* **WRITTEN INSTRUCTION**
Which lines below hold the word "screenshot"? Copy all of them.

———

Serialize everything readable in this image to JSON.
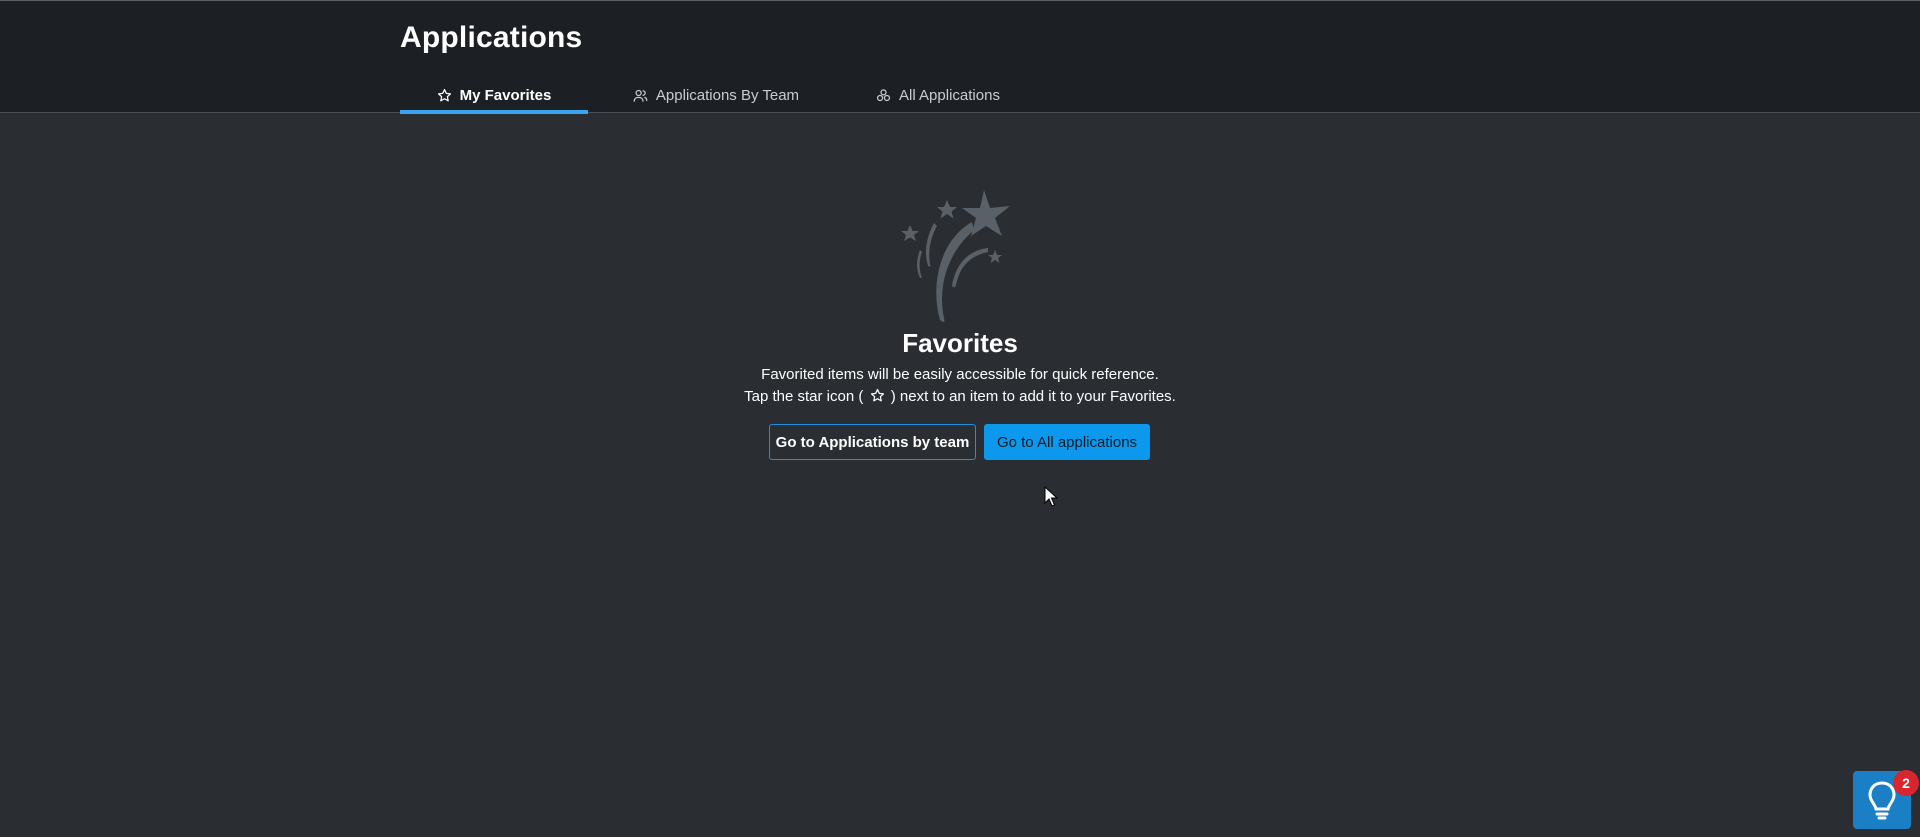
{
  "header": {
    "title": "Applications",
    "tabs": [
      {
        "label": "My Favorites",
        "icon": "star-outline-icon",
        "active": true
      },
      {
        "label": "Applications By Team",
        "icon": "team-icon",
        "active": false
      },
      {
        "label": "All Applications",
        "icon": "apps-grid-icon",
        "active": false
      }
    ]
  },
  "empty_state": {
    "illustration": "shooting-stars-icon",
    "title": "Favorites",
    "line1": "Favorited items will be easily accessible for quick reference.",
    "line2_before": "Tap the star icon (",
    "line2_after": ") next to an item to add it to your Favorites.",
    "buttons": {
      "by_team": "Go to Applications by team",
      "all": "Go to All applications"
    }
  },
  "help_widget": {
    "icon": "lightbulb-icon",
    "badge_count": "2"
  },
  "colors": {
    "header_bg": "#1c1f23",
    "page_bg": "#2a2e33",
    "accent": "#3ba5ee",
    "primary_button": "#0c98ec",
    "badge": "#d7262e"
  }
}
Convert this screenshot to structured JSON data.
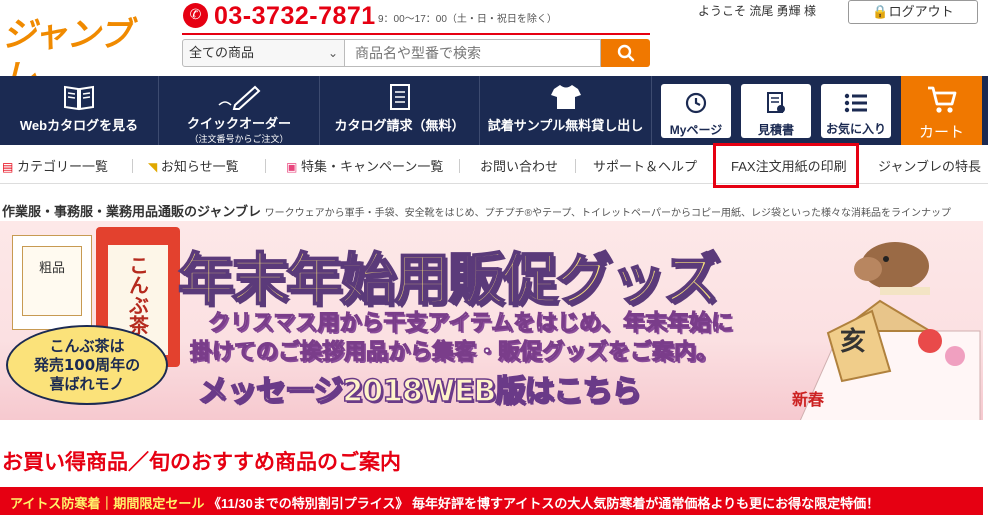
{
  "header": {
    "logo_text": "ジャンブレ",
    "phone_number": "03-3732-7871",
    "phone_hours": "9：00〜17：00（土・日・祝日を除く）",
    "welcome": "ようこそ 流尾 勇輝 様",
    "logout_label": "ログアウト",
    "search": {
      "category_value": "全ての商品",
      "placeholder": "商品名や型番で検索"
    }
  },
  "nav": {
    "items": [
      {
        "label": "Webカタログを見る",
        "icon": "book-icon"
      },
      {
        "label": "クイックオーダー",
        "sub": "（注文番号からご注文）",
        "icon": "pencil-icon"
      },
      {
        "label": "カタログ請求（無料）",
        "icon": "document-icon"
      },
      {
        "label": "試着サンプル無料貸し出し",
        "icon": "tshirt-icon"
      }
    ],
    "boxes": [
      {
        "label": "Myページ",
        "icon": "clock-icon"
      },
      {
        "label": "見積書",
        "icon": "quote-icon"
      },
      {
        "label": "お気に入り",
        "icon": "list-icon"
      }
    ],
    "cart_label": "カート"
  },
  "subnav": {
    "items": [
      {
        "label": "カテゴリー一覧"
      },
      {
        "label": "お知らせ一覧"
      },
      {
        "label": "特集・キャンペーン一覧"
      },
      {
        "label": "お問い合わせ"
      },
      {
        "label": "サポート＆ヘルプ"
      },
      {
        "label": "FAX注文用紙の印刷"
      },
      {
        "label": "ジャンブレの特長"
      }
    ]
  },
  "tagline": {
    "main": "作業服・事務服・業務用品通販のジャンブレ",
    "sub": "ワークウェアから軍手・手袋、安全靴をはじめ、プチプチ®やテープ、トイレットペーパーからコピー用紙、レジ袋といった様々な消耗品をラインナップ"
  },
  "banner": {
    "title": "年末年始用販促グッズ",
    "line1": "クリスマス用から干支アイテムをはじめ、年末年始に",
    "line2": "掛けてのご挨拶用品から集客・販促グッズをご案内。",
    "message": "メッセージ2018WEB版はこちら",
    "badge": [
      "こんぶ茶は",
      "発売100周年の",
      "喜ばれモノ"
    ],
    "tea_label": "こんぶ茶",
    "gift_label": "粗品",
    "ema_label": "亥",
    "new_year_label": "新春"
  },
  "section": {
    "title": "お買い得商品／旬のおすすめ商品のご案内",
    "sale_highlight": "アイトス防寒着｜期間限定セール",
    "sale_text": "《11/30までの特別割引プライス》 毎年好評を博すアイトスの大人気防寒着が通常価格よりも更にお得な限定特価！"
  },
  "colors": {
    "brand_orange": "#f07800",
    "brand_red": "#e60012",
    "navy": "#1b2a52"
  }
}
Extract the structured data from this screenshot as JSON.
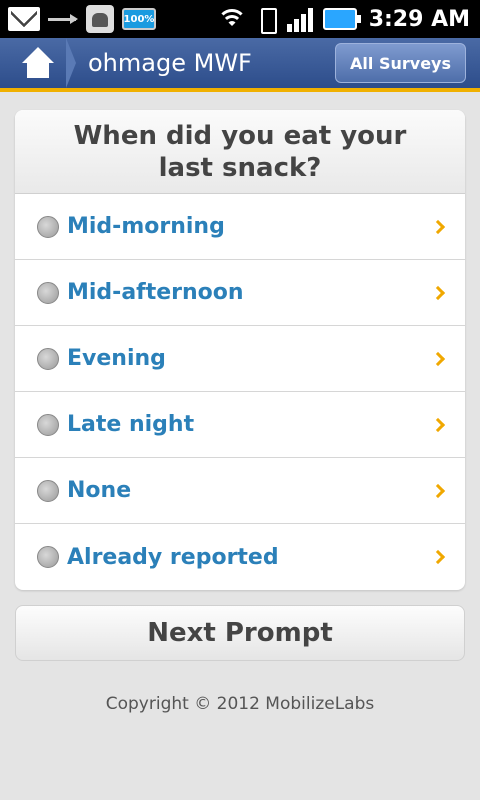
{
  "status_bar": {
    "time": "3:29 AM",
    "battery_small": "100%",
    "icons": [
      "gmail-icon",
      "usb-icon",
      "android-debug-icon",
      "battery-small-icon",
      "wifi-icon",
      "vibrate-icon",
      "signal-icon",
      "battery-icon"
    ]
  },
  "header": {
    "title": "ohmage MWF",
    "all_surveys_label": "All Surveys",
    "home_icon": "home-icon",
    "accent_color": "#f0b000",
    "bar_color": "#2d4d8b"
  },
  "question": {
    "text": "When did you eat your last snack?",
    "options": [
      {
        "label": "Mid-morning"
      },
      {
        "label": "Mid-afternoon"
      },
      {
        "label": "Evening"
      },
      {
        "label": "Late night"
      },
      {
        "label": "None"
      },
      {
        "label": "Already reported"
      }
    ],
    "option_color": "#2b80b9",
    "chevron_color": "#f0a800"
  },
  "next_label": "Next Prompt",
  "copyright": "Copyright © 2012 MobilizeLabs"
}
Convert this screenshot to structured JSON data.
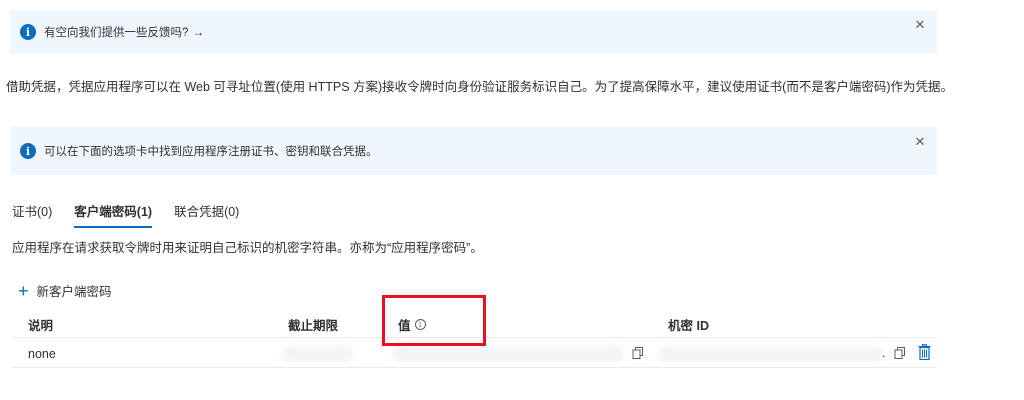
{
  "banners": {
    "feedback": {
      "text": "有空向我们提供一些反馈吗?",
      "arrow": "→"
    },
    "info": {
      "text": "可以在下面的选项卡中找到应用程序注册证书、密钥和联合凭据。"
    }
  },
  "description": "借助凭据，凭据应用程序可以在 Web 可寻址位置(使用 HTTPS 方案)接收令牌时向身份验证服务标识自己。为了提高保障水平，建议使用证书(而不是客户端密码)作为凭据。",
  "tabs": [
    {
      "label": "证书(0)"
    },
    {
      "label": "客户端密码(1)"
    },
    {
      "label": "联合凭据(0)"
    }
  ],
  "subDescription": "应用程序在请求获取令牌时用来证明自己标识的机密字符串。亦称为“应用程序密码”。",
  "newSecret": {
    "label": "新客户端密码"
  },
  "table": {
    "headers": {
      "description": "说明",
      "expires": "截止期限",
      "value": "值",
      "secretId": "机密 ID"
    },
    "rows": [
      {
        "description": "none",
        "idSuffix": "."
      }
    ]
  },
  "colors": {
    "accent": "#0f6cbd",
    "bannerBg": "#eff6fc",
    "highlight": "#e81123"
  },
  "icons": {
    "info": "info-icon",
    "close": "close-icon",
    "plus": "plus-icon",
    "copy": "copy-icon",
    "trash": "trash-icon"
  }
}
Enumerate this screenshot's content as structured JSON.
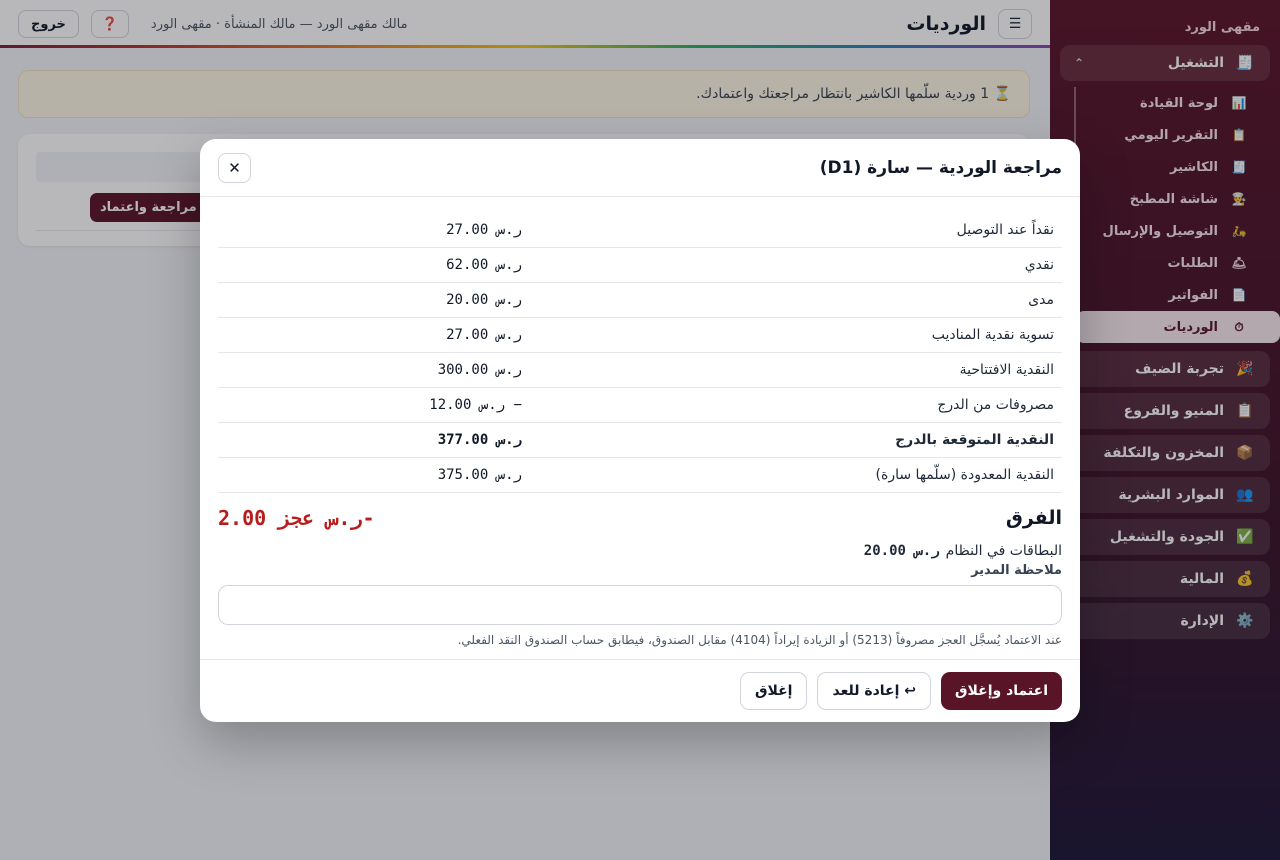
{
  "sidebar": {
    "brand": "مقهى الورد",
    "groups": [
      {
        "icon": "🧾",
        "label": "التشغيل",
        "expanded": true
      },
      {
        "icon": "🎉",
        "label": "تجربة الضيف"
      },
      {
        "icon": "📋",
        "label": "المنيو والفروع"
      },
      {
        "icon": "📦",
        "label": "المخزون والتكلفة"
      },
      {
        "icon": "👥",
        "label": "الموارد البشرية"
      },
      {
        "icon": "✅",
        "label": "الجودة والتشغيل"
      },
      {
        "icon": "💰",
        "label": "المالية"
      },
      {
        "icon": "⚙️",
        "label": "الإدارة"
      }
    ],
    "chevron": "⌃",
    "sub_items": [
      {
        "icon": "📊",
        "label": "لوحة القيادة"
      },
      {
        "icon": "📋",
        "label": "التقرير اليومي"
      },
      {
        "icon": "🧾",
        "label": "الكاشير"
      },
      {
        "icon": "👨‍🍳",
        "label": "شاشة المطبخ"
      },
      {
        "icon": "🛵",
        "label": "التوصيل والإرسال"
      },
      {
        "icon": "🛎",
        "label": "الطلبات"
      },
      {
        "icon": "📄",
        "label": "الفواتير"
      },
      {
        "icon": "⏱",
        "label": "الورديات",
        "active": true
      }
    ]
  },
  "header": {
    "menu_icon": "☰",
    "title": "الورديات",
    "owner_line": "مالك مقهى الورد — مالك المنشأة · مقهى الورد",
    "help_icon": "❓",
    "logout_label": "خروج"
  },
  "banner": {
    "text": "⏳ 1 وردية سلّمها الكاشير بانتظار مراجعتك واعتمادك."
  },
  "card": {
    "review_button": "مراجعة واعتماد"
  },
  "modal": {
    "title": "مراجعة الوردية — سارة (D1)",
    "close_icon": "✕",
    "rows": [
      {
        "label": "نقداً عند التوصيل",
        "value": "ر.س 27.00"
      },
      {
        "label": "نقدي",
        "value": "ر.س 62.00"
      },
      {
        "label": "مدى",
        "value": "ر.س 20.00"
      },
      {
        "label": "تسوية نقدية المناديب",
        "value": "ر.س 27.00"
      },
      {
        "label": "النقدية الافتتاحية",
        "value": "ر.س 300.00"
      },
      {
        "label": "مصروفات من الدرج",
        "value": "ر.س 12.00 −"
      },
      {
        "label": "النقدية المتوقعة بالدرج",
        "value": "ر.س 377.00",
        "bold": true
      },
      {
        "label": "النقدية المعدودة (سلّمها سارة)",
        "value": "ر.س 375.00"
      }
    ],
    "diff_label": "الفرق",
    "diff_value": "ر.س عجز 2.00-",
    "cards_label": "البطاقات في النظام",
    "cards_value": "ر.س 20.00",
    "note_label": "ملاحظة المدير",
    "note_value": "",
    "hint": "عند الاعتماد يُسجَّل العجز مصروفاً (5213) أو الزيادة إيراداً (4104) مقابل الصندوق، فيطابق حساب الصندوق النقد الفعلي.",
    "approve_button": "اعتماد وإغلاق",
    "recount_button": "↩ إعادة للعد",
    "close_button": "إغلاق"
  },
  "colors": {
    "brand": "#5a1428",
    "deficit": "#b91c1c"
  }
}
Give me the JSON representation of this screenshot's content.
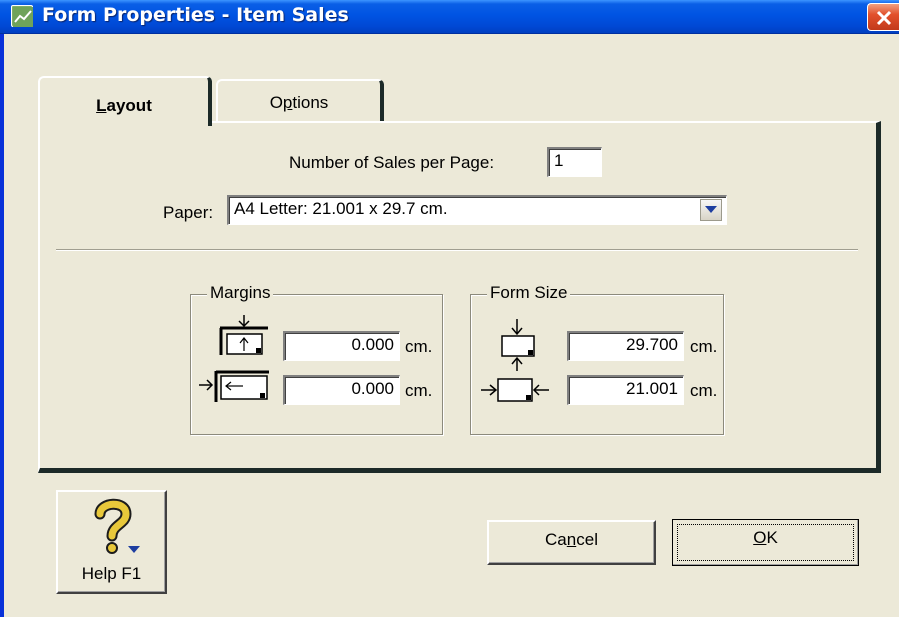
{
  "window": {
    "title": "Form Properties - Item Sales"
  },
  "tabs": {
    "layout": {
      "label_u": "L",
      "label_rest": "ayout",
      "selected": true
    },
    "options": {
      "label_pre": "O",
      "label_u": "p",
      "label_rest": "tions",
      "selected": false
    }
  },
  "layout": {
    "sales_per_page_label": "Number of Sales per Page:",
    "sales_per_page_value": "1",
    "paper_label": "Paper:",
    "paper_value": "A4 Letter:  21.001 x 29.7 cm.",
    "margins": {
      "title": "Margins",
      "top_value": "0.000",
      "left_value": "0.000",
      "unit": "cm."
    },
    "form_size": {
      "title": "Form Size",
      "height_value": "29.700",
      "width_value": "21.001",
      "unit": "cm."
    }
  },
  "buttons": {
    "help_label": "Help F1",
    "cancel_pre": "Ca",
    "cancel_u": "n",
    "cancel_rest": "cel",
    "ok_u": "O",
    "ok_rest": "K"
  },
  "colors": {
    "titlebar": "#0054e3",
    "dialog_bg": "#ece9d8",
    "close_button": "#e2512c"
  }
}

———

* **OUTPUT OF THE EXERCISE**
Convert this screenshot to structured JSON data.
Extract the structured data from this screenshot as JSON.
Convert this screenshot to structured JSON data.
Enumerate this screenshot's content as structured JSON.
Give me the JSON representation of this screenshot's content.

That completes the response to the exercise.